YOUR GOAL: Locate the lines that hold the string "nhunter". Copy every such line.

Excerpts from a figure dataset
◇ ◇ ◇ ◇ ◇
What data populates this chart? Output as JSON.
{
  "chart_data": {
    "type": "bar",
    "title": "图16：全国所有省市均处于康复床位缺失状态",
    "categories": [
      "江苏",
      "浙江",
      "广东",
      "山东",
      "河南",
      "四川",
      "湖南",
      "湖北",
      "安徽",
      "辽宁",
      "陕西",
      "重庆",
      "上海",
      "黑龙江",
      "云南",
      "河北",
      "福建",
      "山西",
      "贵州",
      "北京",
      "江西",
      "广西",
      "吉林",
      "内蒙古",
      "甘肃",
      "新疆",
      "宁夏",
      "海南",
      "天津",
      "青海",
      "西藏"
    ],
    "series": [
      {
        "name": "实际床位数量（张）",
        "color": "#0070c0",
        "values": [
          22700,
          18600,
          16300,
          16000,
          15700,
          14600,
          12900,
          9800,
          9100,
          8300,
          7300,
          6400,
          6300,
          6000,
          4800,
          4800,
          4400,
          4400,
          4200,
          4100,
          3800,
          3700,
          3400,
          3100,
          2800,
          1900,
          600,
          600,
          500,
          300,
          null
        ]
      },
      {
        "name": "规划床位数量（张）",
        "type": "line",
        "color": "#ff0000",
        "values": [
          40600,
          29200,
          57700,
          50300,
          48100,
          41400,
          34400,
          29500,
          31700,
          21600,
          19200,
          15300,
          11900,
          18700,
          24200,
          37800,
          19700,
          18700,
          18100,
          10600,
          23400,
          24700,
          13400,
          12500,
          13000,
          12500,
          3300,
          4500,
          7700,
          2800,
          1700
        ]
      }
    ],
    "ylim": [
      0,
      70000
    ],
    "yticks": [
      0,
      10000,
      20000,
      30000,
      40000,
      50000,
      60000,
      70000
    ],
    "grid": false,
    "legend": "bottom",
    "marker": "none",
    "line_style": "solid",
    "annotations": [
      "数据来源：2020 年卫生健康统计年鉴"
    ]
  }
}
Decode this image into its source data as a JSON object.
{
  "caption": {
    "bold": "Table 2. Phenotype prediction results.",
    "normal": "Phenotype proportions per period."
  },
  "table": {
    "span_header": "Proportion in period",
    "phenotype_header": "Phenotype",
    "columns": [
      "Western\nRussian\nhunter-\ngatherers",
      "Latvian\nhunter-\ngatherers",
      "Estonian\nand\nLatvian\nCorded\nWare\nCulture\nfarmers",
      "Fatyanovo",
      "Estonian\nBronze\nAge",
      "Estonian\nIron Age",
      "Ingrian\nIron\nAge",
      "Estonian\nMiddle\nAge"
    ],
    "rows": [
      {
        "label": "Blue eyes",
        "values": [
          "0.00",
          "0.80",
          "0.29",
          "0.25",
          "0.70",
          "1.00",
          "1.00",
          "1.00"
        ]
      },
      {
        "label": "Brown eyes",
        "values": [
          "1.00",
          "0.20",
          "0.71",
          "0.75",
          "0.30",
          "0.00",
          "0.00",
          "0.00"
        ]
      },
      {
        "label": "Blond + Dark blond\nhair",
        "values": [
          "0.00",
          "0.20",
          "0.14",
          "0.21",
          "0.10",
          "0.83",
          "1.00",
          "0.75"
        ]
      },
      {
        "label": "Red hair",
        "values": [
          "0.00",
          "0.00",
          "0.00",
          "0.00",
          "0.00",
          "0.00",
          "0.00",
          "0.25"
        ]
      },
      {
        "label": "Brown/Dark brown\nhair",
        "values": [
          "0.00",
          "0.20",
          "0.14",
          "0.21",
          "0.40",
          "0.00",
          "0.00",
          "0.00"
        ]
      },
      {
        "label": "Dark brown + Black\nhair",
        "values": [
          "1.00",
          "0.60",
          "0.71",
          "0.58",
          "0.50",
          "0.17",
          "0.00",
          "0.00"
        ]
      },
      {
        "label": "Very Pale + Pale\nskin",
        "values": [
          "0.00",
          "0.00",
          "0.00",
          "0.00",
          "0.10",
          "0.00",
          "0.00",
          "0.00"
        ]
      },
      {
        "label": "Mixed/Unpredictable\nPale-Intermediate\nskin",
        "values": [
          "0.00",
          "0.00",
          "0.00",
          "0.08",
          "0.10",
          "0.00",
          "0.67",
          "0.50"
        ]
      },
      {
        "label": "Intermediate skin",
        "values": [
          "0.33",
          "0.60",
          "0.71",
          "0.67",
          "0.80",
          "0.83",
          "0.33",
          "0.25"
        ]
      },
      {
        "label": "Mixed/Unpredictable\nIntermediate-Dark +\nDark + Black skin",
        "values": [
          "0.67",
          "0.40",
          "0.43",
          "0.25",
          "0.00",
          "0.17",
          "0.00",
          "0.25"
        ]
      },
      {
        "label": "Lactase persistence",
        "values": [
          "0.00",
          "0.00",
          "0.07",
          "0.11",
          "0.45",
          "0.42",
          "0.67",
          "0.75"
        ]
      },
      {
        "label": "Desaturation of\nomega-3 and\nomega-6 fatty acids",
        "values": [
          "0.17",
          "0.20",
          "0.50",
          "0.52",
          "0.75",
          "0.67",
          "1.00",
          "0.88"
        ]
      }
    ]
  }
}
◇ ◇ ◇ ◇ ◇
REPLY TO THE EXERCISE:
      "Western\nRussian\nhunter-\ngatherers",
      "Latvian\nhunter-\ngatherers",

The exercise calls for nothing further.